◆ Required work ◆
Find the line containing "Read all visible", then return it and every line after it through the end of the records, exactly. Leave out pictures.

--- Entries supplied ---

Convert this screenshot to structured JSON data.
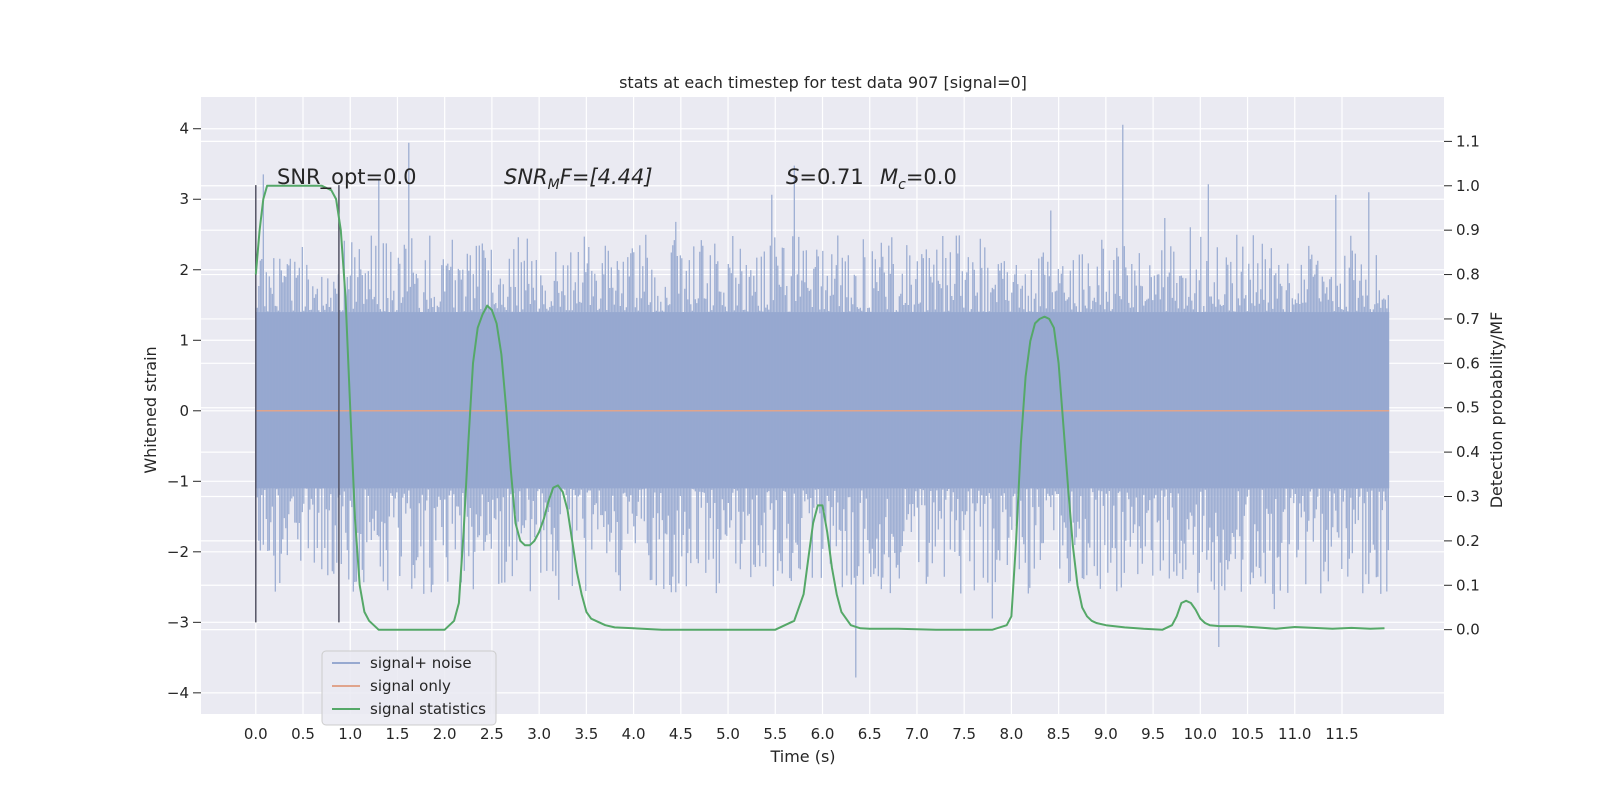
{
  "chart_data": {
    "type": "line",
    "title": "stats at each timestep for test data 907 [signal=0]",
    "xlabel": "Time (s)",
    "ylabel": "Whitened strain",
    "y2label": "Detection probability/MF",
    "xlim": [
      -0.58,
      12.58
    ],
    "ylim": [
      -4.3,
      4.45
    ],
    "y2lim": [
      -0.19,
      1.2
    ],
    "x_ticks": [
      "0.0",
      "0.5",
      "1.0",
      "1.5",
      "2.0",
      "2.5",
      "3.0",
      "3.5",
      "4.0",
      "4.5",
      "5.0",
      "5.5",
      "6.0",
      "6.5",
      "7.0",
      "7.5",
      "8.0",
      "8.5",
      "9.0",
      "9.5",
      "10.0",
      "10.5",
      "11.0",
      "11.5"
    ],
    "y_ticks": [
      "4",
      "3",
      "2",
      "1",
      "0",
      "−1",
      "−2",
      "−3",
      "−4"
    ],
    "y2_ticks": [
      "1.1",
      "1.0",
      "0.9",
      "0.8",
      "0.7",
      "0.6",
      "0.5",
      "0.4",
      "0.3",
      "0.2",
      "0.1",
      "0.0"
    ],
    "grid": true,
    "legend_position": "lower-left",
    "annotations": {
      "snr_opt": "SNR_opt=0.0",
      "snr_mf_main": "SNR",
      "snr_mf_sub": "M",
      "snr_mf_tail": "F=[4.44]",
      "s_main": "S",
      "s_tail": "=0.71",
      "mc_main": "M",
      "mc_sub": "c",
      "mc_tail": "=0.0"
    },
    "vertical_markers_x": [
      0.0,
      0.88
    ],
    "series": [
      {
        "name": "signal+ noise",
        "color": "#97a9d0",
        "kind": "noise",
        "x_range": [
          0.0,
          12.0
        ],
        "core_band": [
          -1.1,
          1.4
        ],
        "typical_peak_range": [
          -2.6,
          2.5
        ],
        "max": 4.1,
        "min": -3.8
      },
      {
        "name": "signal only",
        "color": "#e0a48c",
        "x": [
          0.0,
          12.0
        ],
        "y": [
          0.0,
          0.0
        ]
      },
      {
        "name": "signal statistics",
        "color": "#55a868",
        "axis": "right",
        "x": [
          0.0,
          0.04,
          0.08,
          0.12,
          0.2,
          0.3,
          0.4,
          0.5,
          0.6,
          0.7,
          0.75,
          0.8,
          0.85,
          0.9,
          0.95,
          1.0,
          1.05,
          1.1,
          1.15,
          1.2,
          1.3,
          1.5,
          1.8,
          2.0,
          2.1,
          2.15,
          2.2,
          2.25,
          2.3,
          2.35,
          2.4,
          2.45,
          2.5,
          2.55,
          2.6,
          2.65,
          2.7,
          2.75,
          2.8,
          2.85,
          2.9,
          2.95,
          3.0,
          3.05,
          3.1,
          3.15,
          3.2,
          3.25,
          3.3,
          3.35,
          3.4,
          3.45,
          3.5,
          3.55,
          3.6,
          3.7,
          3.8,
          4.0,
          4.3,
          4.6,
          4.9,
          5.2,
          5.5,
          5.7,
          5.8,
          5.85,
          5.9,
          5.95,
          6.0,
          6.05,
          6.1,
          6.15,
          6.2,
          6.3,
          6.4,
          6.5,
          6.8,
          7.2,
          7.5,
          7.8,
          7.95,
          8.0,
          8.05,
          8.1,
          8.15,
          8.2,
          8.25,
          8.3,
          8.35,
          8.4,
          8.45,
          8.5,
          8.55,
          8.6,
          8.65,
          8.7,
          8.75,
          8.8,
          8.85,
          8.9,
          9.0,
          9.2,
          9.4,
          9.6,
          9.7,
          9.75,
          9.8,
          9.85,
          9.9,
          9.95,
          10.0,
          10.05,
          10.1,
          10.2,
          10.4,
          10.6,
          10.8,
          11.0,
          11.2,
          11.4,
          11.6,
          11.8,
          11.95
        ],
        "y": [
          0.8,
          0.9,
          0.97,
          1.0,
          1.0,
          1.0,
          1.0,
          1.0,
          1.0,
          1.0,
          0.995,
          0.99,
          0.97,
          0.9,
          0.75,
          0.5,
          0.25,
          0.1,
          0.04,
          0.02,
          0.0,
          0.0,
          0.0,
          0.0,
          0.02,
          0.06,
          0.22,
          0.42,
          0.6,
          0.68,
          0.71,
          0.73,
          0.72,
          0.69,
          0.62,
          0.5,
          0.36,
          0.24,
          0.2,
          0.19,
          0.19,
          0.2,
          0.22,
          0.25,
          0.29,
          0.32,
          0.325,
          0.31,
          0.27,
          0.2,
          0.13,
          0.08,
          0.04,
          0.025,
          0.02,
          0.01,
          0.005,
          0.003,
          0.0,
          0.0,
          0.0,
          0.0,
          0.0,
          0.02,
          0.08,
          0.16,
          0.24,
          0.28,
          0.28,
          0.22,
          0.14,
          0.08,
          0.04,
          0.01,
          0.003,
          0.002,
          0.002,
          0.0,
          0.0,
          0.0,
          0.01,
          0.03,
          0.2,
          0.42,
          0.57,
          0.65,
          0.69,
          0.7,
          0.705,
          0.7,
          0.68,
          0.6,
          0.46,
          0.32,
          0.19,
          0.1,
          0.05,
          0.03,
          0.02,
          0.015,
          0.01,
          0.005,
          0.002,
          0.0,
          0.01,
          0.03,
          0.06,
          0.065,
          0.06,
          0.045,
          0.025,
          0.015,
          0.01,
          0.008,
          0.008,
          0.005,
          0.002,
          0.006,
          0.004,
          0.002,
          0.004,
          0.002,
          0.003
        ]
      }
    ]
  }
}
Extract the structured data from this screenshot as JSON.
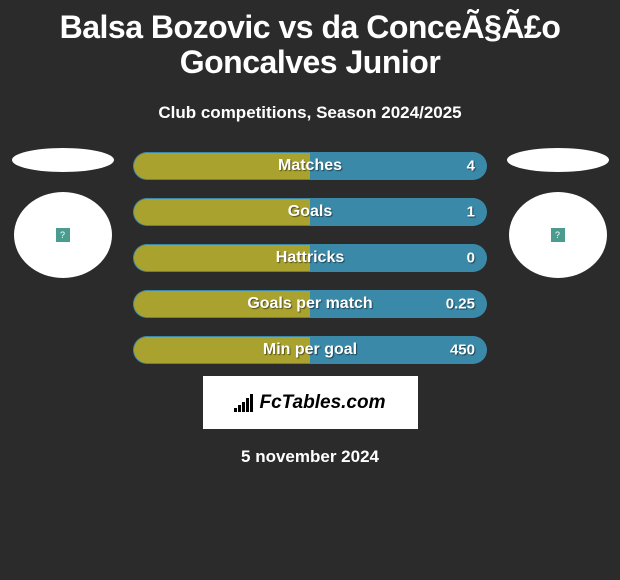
{
  "title": "Balsa Bozovic vs da ConceÃ§Ã£o Goncalves Junior",
  "subtitle": "Club competitions, Season 2024/2025",
  "date": "5 november 2024",
  "brand": "FcTables.com",
  "colors": {
    "background": "#2b2b2b",
    "player1_fill": "#aaa22f",
    "player2_fill": "#3b89a8",
    "white": "#ffffff",
    "avatar_badge": "#4b9b8f",
    "text_shadow": "rgba(0,0,0,0.5)"
  },
  "avatar_symbol": "?",
  "stats": [
    {
      "label": "Matches",
      "left_value": "",
      "right_value": "4",
      "left_pct": 50,
      "right_pct": 50
    },
    {
      "label": "Goals",
      "left_value": "",
      "right_value": "1",
      "left_pct": 50,
      "right_pct": 50
    },
    {
      "label": "Hattricks",
      "left_value": "",
      "right_value": "0",
      "left_pct": 50,
      "right_pct": 50
    },
    {
      "label": "Goals per match",
      "left_value": "",
      "right_value": "0.25",
      "left_pct": 50,
      "right_pct": 50
    },
    {
      "label": "Min per goal",
      "left_value": "",
      "right_value": "450",
      "left_pct": 50,
      "right_pct": 50
    }
  ],
  "brand_bars": [
    4,
    7,
    10,
    14,
    18
  ]
}
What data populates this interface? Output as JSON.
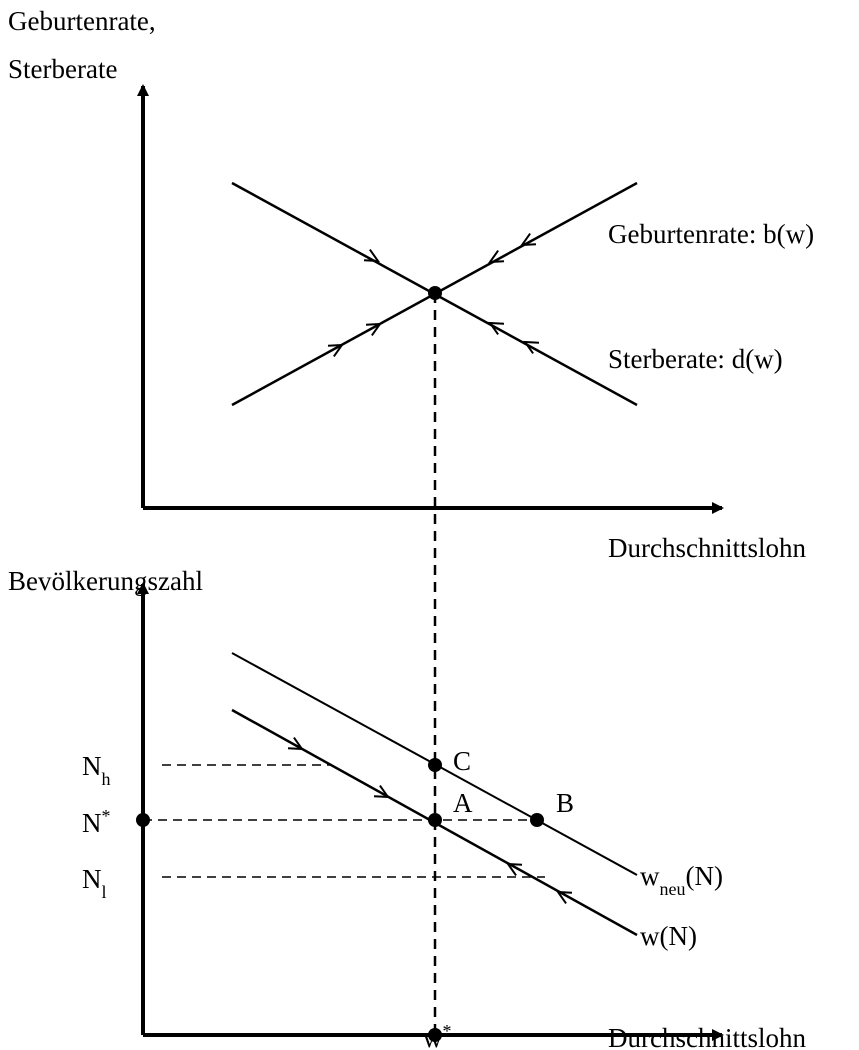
{
  "top_panel": {
    "y_axis_label": [
      "Geburtenrate,",
      "Sterberate"
    ],
    "x_axis_label": "Durchschnittslohn",
    "curves": [
      {
        "label": "Geburtenrate: b(w)"
      },
      {
        "label": "Sterberate: d(w)"
      }
    ]
  },
  "bottom_panel": {
    "y_axis_label": "Bevölkerungszahl",
    "x_axis_label": "Durchschnittslohn",
    "y_labels": [
      {
        "base": "N",
        "sub": "h"
      },
      {
        "base": "N",
        "sup": "*"
      },
      {
        "base": "N",
        "sub": "l"
      }
    ],
    "x_label": {
      "base": "w",
      "sup": "*"
    },
    "points": [
      "C",
      "A",
      "B"
    ],
    "curves": [
      {
        "base": "w",
        "sub": "neu",
        "rest": "(N)"
      },
      {
        "base": "w(N)"
      }
    ]
  }
}
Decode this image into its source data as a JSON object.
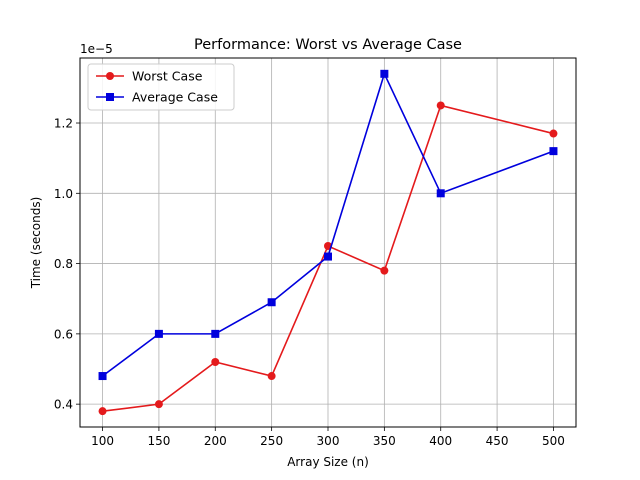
{
  "chart_data": {
    "type": "line",
    "title": "Performance: Worst vs Average Case",
    "xlabel": "Array Size (n)",
    "ylabel": "Time (seconds)",
    "y_offset_label": "1e−5",
    "xlim": [
      80,
      520
    ],
    "ylim": [
      0.335,
      1.385
    ],
    "xticks": [
      100,
      150,
      200,
      250,
      300,
      350,
      400,
      450,
      500
    ],
    "yticks": [
      0.4,
      0.6,
      0.8,
      1.0,
      1.2
    ],
    "ytick_labels": [
      "0.4",
      "0.6",
      "0.8",
      "1.0",
      "1.2"
    ],
    "grid": true,
    "legend_position": "upper-left",
    "x": [
      100,
      150,
      200,
      250,
      300,
      350,
      400,
      500
    ],
    "series": [
      {
        "name": "Worst Case",
        "color": "#e41a1c",
        "marker": "circle",
        "values": [
          0.38,
          0.4,
          0.52,
          0.48,
          0.85,
          0.78,
          1.25,
          1.17
        ]
      },
      {
        "name": "Average Case",
        "color": "#0000dd",
        "marker": "square",
        "values": [
          0.48,
          0.6,
          0.6,
          0.69,
          0.82,
          1.34,
          1.0,
          1.12
        ]
      }
    ]
  }
}
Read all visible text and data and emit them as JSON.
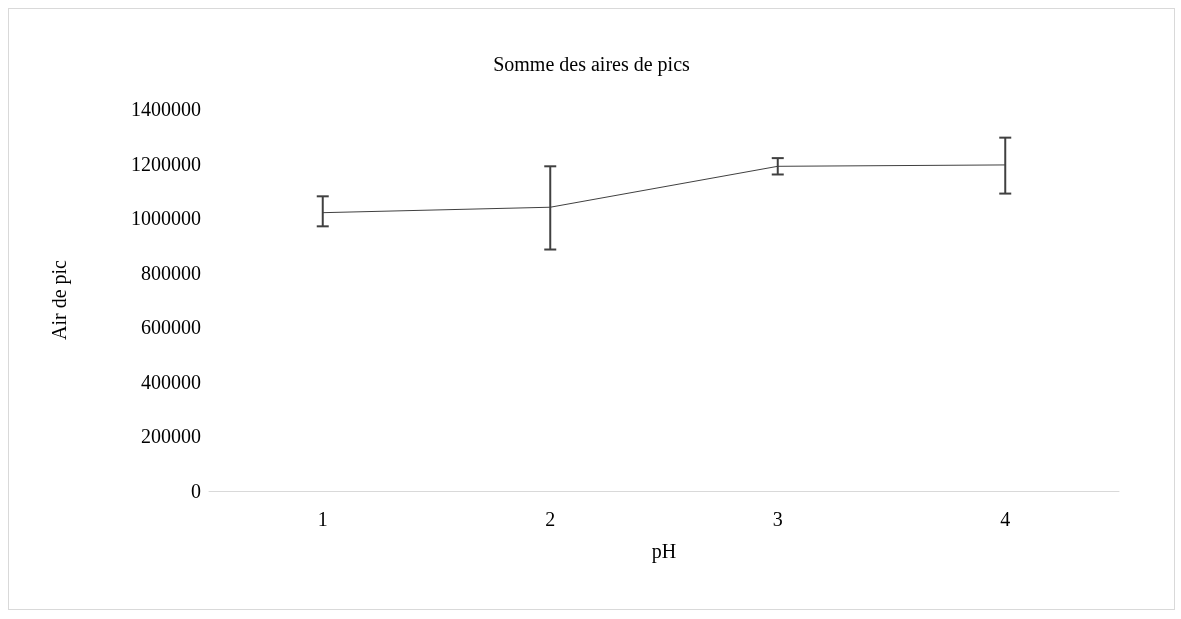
{
  "chart_data": {
    "type": "line",
    "title": "Somme des aires de pics",
    "xlabel": "pH",
    "ylabel": "Air de pic",
    "categories": [
      "1",
      "2",
      "3",
      "4"
    ],
    "series": [
      {
        "color": "#404040",
        "values": [
          1020000,
          1040000,
          1190000,
          1195000
        ],
        "errors": [
          [
            970000,
            1080000
          ],
          [
            885000,
            1190000
          ],
          [
            1160000,
            1220000
          ],
          [
            1090000,
            1295000
          ]
        ]
      }
    ],
    "ylim": [
      0,
      1400000
    ],
    "yticks": [
      0,
      200000,
      400000,
      600000,
      800000,
      1000000,
      1200000,
      1400000
    ],
    "grid": false,
    "marker": "none",
    "line_style": "solid"
  }
}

---

◆ Solved exercise ◆
Read all visible text and data and emit them as JSON.
{
  "chart_data": {
    "type": "line",
    "title": "Somme des aires de pics",
    "xlabel": "pH",
    "ylabel": "Air de pic",
    "categories": [
      "1",
      "2",
      "3",
      "4"
    ],
    "series": [
      {
        "color": "#404040",
        "values": [
          1020000,
          1040000,
          1190000,
          1195000
        ],
        "errors": [
          [
            970000,
            1080000
          ],
          [
            885000,
            1190000
          ],
          [
            1160000,
            1220000
          ],
          [
            1090000,
            1295000
          ]
        ]
      }
    ],
    "ylim": [
      0,
      1400000
    ],
    "yticks": [
      0,
      200000,
      400000,
      600000,
      800000,
      1000000,
      1200000,
      1400000
    ],
    "grid": false,
    "marker": "none",
    "line_style": "solid"
  }
}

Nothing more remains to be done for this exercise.